--- start of Data shown ---

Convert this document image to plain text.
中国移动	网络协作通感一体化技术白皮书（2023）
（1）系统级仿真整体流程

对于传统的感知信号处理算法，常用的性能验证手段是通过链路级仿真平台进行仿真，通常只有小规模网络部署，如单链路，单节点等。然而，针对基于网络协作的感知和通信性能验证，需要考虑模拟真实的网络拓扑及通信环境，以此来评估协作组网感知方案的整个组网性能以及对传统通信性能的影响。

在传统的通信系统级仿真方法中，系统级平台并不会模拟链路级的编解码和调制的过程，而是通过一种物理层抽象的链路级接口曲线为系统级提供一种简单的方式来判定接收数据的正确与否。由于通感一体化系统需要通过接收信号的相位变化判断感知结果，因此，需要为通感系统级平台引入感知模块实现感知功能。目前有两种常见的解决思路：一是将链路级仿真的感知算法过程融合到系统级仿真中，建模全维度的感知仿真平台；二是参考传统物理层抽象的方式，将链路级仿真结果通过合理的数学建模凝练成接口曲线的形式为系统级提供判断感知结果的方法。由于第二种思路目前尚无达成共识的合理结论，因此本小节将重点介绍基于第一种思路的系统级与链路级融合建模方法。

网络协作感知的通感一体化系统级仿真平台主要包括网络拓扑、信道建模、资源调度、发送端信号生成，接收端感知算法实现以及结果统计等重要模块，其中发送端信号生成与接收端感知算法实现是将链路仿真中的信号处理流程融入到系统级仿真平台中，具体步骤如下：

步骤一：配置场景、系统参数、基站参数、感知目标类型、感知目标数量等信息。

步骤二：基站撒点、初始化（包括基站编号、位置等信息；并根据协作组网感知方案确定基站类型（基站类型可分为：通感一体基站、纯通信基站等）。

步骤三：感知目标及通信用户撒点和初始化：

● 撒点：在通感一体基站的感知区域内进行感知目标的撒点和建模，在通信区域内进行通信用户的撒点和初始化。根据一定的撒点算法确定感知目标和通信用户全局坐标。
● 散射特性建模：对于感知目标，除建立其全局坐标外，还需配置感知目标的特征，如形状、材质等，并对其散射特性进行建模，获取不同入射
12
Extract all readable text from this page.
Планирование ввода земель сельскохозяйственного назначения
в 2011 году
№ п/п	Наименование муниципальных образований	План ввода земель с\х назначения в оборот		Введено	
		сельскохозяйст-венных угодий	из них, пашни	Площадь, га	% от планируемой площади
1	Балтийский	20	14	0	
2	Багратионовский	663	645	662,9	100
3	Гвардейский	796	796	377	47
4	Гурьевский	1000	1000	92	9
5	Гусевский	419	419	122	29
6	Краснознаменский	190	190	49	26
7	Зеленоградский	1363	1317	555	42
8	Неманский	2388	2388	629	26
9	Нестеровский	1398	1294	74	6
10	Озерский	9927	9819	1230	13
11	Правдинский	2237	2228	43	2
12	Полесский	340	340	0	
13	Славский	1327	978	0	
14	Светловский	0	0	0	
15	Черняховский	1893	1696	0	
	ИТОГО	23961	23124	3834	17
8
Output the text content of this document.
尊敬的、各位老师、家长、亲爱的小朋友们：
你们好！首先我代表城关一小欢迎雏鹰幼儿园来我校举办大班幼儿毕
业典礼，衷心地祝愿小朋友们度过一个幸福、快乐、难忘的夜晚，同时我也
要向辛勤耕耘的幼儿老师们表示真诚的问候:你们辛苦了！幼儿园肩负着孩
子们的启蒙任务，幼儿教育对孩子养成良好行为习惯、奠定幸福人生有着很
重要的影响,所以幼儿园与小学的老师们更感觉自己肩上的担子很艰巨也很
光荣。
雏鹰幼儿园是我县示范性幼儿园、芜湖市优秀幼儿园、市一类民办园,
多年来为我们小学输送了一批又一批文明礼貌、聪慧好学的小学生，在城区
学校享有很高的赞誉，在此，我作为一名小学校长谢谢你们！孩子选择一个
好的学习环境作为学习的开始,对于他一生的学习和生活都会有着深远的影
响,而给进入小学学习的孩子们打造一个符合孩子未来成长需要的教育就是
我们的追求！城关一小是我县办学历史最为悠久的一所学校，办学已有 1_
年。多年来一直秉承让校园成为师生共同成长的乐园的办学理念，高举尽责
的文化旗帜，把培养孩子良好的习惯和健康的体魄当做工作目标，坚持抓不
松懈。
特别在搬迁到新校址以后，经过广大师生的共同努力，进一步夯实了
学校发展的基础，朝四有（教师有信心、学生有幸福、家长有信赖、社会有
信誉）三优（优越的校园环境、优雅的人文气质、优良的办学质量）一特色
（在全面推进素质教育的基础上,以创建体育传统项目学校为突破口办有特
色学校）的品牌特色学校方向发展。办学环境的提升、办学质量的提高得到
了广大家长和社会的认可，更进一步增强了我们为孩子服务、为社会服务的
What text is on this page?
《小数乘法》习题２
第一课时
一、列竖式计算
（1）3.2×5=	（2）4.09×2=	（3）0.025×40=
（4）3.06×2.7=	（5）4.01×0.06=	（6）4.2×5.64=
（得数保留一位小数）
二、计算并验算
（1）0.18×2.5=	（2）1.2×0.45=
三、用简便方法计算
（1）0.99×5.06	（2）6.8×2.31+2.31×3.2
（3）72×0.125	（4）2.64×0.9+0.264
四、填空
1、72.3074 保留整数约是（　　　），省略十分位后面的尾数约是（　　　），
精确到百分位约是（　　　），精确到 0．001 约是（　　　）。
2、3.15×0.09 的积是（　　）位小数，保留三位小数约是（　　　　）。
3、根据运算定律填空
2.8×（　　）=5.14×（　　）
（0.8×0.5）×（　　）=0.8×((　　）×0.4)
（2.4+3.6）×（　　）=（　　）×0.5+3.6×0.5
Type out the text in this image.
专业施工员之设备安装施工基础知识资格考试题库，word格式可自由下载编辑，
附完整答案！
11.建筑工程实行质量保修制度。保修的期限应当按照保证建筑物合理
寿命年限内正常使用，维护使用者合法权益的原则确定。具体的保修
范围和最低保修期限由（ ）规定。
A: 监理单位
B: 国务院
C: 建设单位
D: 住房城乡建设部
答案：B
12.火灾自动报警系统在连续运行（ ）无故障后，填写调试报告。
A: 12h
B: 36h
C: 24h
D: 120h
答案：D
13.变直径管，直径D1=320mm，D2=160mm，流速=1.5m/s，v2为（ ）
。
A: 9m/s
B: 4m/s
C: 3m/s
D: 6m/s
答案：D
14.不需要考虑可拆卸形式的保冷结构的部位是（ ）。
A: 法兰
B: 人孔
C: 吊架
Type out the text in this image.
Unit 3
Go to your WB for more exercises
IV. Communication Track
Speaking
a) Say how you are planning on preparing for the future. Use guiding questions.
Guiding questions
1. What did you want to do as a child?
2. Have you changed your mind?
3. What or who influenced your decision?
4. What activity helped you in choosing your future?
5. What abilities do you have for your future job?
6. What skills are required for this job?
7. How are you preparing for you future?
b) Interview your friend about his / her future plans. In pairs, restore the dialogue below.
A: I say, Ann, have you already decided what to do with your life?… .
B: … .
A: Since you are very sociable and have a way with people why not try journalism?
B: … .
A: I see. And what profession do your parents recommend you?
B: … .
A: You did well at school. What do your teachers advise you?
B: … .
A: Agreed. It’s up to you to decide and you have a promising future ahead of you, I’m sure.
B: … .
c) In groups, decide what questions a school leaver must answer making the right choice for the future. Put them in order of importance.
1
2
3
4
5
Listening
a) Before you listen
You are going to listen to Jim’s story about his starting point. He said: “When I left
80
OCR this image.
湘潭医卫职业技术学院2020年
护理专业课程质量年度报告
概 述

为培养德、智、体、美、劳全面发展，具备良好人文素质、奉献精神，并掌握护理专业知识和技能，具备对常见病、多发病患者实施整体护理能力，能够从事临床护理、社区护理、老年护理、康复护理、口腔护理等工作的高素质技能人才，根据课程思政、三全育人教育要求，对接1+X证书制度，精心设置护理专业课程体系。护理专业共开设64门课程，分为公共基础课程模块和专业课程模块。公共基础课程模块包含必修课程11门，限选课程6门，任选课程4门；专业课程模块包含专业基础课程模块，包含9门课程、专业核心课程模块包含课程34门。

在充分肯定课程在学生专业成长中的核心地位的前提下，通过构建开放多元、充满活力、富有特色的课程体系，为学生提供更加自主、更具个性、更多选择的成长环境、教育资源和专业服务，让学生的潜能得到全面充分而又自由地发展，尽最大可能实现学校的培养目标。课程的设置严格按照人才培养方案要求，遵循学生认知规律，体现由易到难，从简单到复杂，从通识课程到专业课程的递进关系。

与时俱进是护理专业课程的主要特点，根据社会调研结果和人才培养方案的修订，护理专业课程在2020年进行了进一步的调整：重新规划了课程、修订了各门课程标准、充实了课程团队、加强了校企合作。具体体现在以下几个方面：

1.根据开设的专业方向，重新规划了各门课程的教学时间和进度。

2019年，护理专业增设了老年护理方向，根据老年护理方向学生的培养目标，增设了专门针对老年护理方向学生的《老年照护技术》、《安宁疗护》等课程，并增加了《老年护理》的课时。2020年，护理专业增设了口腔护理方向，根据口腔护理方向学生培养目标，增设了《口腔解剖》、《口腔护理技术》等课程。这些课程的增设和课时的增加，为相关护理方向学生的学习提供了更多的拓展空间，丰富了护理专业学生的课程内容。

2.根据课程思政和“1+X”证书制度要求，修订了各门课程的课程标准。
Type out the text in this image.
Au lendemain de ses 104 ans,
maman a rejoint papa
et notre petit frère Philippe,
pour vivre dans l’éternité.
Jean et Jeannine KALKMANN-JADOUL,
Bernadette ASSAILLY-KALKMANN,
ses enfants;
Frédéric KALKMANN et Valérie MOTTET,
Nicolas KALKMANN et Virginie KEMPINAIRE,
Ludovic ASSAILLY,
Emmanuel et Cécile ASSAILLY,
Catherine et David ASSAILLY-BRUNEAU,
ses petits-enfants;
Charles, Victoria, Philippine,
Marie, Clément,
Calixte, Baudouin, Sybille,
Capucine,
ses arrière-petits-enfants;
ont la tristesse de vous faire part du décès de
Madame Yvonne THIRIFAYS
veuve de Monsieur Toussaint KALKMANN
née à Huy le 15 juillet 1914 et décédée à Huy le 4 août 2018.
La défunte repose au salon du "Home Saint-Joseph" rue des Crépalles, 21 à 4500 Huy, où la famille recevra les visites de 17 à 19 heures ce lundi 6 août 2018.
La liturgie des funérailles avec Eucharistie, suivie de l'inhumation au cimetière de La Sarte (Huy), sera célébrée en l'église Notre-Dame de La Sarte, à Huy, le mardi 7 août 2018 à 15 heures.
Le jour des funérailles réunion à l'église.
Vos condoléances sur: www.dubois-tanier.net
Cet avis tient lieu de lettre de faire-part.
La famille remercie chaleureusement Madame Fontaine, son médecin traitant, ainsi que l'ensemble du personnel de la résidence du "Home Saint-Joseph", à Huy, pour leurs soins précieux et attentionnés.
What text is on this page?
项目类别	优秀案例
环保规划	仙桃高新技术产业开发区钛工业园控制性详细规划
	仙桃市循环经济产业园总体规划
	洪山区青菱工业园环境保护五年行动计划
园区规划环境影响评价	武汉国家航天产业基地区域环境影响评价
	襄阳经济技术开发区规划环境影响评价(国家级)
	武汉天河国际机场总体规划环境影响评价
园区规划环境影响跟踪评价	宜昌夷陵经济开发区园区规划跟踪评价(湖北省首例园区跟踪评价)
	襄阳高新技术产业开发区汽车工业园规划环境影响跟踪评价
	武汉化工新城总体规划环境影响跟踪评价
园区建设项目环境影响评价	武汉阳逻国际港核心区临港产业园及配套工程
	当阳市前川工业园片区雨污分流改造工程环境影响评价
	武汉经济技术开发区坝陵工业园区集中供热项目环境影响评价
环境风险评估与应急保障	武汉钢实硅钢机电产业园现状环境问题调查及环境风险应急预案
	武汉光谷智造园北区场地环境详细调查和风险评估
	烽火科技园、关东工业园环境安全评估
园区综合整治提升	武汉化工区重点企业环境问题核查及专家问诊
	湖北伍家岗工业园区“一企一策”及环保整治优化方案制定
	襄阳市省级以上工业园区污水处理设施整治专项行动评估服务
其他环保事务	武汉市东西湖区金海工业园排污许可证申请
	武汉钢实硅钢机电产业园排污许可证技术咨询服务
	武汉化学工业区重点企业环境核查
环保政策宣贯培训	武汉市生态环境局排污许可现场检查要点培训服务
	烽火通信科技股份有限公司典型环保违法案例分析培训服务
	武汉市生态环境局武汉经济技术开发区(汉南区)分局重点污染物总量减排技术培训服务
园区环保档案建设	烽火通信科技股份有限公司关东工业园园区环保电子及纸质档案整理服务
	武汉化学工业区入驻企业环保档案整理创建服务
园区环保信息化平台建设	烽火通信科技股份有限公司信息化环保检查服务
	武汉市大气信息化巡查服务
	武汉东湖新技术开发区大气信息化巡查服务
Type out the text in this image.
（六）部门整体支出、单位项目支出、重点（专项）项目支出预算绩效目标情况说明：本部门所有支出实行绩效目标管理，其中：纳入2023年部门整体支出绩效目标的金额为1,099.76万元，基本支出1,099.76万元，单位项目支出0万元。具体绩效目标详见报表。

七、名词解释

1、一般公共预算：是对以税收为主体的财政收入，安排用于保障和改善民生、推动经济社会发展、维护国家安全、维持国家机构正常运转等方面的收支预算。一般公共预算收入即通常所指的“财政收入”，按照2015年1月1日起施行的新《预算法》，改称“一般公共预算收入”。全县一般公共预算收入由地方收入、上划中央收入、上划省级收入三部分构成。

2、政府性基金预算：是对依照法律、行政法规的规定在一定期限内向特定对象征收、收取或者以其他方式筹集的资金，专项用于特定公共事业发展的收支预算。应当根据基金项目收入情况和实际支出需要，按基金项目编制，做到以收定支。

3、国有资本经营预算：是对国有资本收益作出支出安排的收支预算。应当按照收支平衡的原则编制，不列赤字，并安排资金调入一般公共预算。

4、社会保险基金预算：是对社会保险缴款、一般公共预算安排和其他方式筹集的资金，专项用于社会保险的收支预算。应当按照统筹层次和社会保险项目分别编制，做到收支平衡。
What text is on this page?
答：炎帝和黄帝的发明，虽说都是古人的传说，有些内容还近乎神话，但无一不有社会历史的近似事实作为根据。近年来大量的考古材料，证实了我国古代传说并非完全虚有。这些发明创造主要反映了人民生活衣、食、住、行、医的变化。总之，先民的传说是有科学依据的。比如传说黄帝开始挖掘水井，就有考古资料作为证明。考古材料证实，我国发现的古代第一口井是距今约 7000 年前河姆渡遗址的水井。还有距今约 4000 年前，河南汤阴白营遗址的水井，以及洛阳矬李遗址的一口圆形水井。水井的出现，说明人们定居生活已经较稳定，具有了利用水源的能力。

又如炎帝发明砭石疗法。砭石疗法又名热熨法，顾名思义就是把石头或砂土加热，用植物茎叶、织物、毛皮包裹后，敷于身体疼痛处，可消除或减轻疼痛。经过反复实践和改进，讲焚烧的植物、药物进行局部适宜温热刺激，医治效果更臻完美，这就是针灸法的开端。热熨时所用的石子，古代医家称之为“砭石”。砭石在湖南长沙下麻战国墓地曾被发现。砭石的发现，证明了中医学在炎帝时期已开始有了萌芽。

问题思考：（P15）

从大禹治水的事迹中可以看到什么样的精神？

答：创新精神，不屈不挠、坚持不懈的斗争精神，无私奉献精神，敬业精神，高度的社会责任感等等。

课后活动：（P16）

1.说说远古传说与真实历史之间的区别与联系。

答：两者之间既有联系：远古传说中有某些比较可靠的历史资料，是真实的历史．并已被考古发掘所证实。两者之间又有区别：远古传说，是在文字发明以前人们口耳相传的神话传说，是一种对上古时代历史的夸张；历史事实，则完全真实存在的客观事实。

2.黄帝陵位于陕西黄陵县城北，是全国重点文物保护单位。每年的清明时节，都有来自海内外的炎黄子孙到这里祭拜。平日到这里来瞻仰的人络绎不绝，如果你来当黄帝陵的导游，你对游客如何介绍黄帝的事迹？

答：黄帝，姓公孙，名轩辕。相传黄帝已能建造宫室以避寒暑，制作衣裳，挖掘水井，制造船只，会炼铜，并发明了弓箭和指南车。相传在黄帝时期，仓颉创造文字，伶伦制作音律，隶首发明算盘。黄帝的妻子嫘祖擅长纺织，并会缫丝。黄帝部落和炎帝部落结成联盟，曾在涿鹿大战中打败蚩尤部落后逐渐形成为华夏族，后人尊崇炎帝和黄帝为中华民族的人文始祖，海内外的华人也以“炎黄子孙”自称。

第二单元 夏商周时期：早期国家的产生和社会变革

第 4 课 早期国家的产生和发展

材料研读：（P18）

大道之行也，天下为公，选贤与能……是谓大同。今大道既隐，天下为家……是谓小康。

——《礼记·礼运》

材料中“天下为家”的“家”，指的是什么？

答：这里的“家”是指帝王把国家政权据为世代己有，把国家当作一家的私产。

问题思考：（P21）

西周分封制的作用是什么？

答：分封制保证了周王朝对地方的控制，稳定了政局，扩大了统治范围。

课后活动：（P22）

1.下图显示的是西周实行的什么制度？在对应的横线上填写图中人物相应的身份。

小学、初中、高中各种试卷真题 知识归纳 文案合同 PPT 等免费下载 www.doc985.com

--- end of Data shown ---

_Written instruction_: Return the lines of the records that include the string "août".

_Full answer_:
née à Huy le 15 juillet 1914 et décédée à Huy le 4 août 2018.
La défunte repose au salon du "Home Saint-Joseph" rue des Crépalles, 21 à 4500 Huy, où la famille recevra les visites de 17 à 19 heures ce lundi 6 août 2018.
La liturgie des funérailles avec Eucharistie, suivie de l'inhumation au cimetière de La Sarte (Huy), sera célébrée en l'église Notre-Dame de La Sarte, à Huy, le mardi 7 août 2018 à 15 heures.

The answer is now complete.